▶ **Data items**:
______
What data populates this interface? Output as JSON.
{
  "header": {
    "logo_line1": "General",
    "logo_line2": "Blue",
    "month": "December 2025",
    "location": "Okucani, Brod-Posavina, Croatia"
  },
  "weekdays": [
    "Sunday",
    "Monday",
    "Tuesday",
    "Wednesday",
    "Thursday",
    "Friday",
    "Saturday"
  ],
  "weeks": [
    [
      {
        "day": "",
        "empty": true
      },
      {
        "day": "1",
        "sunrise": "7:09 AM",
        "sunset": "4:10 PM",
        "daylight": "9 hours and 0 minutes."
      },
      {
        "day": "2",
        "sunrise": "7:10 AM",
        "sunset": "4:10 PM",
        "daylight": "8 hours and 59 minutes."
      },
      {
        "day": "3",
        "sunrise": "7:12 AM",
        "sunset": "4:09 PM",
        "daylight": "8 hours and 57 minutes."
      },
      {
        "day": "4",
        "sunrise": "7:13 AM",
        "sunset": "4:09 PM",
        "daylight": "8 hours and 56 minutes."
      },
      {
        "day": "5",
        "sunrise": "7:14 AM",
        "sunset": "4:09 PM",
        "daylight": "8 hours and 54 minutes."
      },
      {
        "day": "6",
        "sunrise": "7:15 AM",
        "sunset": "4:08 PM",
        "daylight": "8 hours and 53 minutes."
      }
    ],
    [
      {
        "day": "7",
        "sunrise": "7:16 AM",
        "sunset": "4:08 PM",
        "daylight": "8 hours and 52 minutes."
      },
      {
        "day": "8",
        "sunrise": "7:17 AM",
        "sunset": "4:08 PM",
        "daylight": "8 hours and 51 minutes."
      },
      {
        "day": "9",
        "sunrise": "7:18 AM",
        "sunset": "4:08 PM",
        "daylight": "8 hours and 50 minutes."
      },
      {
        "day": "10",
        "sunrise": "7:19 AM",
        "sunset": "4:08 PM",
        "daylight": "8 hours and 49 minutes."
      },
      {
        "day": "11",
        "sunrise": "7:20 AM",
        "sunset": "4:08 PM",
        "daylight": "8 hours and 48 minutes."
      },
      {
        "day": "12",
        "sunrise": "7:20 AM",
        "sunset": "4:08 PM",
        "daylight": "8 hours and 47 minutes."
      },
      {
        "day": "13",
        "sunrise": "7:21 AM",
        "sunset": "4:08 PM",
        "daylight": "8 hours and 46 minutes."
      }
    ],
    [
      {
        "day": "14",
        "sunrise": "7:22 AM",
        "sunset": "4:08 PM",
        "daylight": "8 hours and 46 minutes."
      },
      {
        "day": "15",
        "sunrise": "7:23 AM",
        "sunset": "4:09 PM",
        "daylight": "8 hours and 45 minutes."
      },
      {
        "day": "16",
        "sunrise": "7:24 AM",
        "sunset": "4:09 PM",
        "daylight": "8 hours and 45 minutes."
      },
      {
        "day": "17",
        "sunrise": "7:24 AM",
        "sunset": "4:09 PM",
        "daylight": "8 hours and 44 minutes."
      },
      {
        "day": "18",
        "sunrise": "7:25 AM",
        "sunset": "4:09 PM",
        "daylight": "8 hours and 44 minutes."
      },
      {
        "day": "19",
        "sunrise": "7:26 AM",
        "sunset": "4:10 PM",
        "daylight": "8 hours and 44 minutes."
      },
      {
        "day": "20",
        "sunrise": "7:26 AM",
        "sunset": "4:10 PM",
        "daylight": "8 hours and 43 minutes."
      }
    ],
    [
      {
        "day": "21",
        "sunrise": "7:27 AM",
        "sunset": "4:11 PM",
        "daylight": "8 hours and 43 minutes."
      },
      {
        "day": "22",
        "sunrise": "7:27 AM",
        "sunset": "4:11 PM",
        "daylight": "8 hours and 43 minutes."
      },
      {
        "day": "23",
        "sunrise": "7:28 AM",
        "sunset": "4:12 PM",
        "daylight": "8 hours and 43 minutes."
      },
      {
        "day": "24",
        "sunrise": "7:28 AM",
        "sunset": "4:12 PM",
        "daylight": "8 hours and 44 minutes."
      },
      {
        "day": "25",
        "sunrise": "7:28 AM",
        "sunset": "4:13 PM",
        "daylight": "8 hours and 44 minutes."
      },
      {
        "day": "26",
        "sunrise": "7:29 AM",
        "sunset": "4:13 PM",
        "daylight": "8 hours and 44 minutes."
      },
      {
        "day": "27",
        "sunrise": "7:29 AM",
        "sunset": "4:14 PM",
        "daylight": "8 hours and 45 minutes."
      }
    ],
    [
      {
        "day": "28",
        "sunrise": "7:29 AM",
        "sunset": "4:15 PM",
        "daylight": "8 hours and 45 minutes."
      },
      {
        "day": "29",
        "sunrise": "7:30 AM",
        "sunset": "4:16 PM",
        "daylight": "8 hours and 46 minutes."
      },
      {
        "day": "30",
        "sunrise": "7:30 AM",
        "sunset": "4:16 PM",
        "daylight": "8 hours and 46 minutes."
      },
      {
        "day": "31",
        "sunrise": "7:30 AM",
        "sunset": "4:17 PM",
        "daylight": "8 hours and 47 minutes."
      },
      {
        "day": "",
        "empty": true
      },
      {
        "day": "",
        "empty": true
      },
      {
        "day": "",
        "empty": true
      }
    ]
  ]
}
______
▶ **Task to complete**:
Retype the records in full. Keep every line identical to the original.

▶ **Response**:
What data populates this interface? Output as JSON.
{
  "header": {
    "logo_line1": "General",
    "logo_line2": "Blue",
    "month": "December 2025",
    "location": "Okucani, Brod-Posavina, Croatia"
  },
  "weekdays": [
    "Sunday",
    "Monday",
    "Tuesday",
    "Wednesday",
    "Thursday",
    "Friday",
    "Saturday"
  ],
  "weeks": [
    [
      {
        "day": "",
        "empty": true
      },
      {
        "day": "1",
        "sunrise": "7:09 AM",
        "sunset": "4:10 PM",
        "daylight": "9 hours and 0 minutes."
      },
      {
        "day": "2",
        "sunrise": "7:10 AM",
        "sunset": "4:10 PM",
        "daylight": "8 hours and 59 minutes."
      },
      {
        "day": "3",
        "sunrise": "7:12 AM",
        "sunset": "4:09 PM",
        "daylight": "8 hours and 57 minutes."
      },
      {
        "day": "4",
        "sunrise": "7:13 AM",
        "sunset": "4:09 PM",
        "daylight": "8 hours and 56 minutes."
      },
      {
        "day": "5",
        "sunrise": "7:14 AM",
        "sunset": "4:09 PM",
        "daylight": "8 hours and 54 minutes."
      },
      {
        "day": "6",
        "sunrise": "7:15 AM",
        "sunset": "4:08 PM",
        "daylight": "8 hours and 53 minutes."
      }
    ],
    [
      {
        "day": "7",
        "sunrise": "7:16 AM",
        "sunset": "4:08 PM",
        "daylight": "8 hours and 52 minutes."
      },
      {
        "day": "8",
        "sunrise": "7:17 AM",
        "sunset": "4:08 PM",
        "daylight": "8 hours and 51 minutes."
      },
      {
        "day": "9",
        "sunrise": "7:18 AM",
        "sunset": "4:08 PM",
        "daylight": "8 hours and 50 minutes."
      },
      {
        "day": "10",
        "sunrise": "7:19 AM",
        "sunset": "4:08 PM",
        "daylight": "8 hours and 49 minutes."
      },
      {
        "day": "11",
        "sunrise": "7:20 AM",
        "sunset": "4:08 PM",
        "daylight": "8 hours and 48 minutes."
      },
      {
        "day": "12",
        "sunrise": "7:20 AM",
        "sunset": "4:08 PM",
        "daylight": "8 hours and 47 minutes."
      },
      {
        "day": "13",
        "sunrise": "7:21 AM",
        "sunset": "4:08 PM",
        "daylight": "8 hours and 46 minutes."
      }
    ],
    [
      {
        "day": "14",
        "sunrise": "7:22 AM",
        "sunset": "4:08 PM",
        "daylight": "8 hours and 46 minutes."
      },
      {
        "day": "15",
        "sunrise": "7:23 AM",
        "sunset": "4:09 PM",
        "daylight": "8 hours and 45 minutes."
      },
      {
        "day": "16",
        "sunrise": "7:24 AM",
        "sunset": "4:09 PM",
        "daylight": "8 hours and 45 minutes."
      },
      {
        "day": "17",
        "sunrise": "7:24 AM",
        "sunset": "4:09 PM",
        "daylight": "8 hours and 44 minutes."
      },
      {
        "day": "18",
        "sunrise": "7:25 AM",
        "sunset": "4:09 PM",
        "daylight": "8 hours and 44 minutes."
      },
      {
        "day": "19",
        "sunrise": "7:26 AM",
        "sunset": "4:10 PM",
        "daylight": "8 hours and 44 minutes."
      },
      {
        "day": "20",
        "sunrise": "7:26 AM",
        "sunset": "4:10 PM",
        "daylight": "8 hours and 43 minutes."
      }
    ],
    [
      {
        "day": "21",
        "sunrise": "7:27 AM",
        "sunset": "4:11 PM",
        "daylight": "8 hours and 43 minutes."
      },
      {
        "day": "22",
        "sunrise": "7:27 AM",
        "sunset": "4:11 PM",
        "daylight": "8 hours and 43 minutes."
      },
      {
        "day": "23",
        "sunrise": "7:28 AM",
        "sunset": "4:12 PM",
        "daylight": "8 hours and 43 minutes."
      },
      {
        "day": "24",
        "sunrise": "7:28 AM",
        "sunset": "4:12 PM",
        "daylight": "8 hours and 44 minutes."
      },
      {
        "day": "25",
        "sunrise": "7:28 AM",
        "sunset": "4:13 PM",
        "daylight": "8 hours and 44 minutes."
      },
      {
        "day": "26",
        "sunrise": "7:29 AM",
        "sunset": "4:13 PM",
        "daylight": "8 hours and 44 minutes."
      },
      {
        "day": "27",
        "sunrise": "7:29 AM",
        "sunset": "4:14 PM",
        "daylight": "8 hours and 45 minutes."
      }
    ],
    [
      {
        "day": "28",
        "sunrise": "7:29 AM",
        "sunset": "4:15 PM",
        "daylight": "8 hours and 45 minutes."
      },
      {
        "day": "29",
        "sunrise": "7:30 AM",
        "sunset": "4:16 PM",
        "daylight": "8 hours and 46 minutes."
      },
      {
        "day": "30",
        "sunrise": "7:30 AM",
        "sunset": "4:16 PM",
        "daylight": "8 hours and 46 minutes."
      },
      {
        "day": "31",
        "sunrise": "7:30 AM",
        "sunset": "4:17 PM",
        "daylight": "8 hours and 47 minutes."
      },
      {
        "day": "",
        "empty": true
      },
      {
        "day": "",
        "empty": true
      },
      {
        "day": "",
        "empty": true
      }
    ]
  ]
}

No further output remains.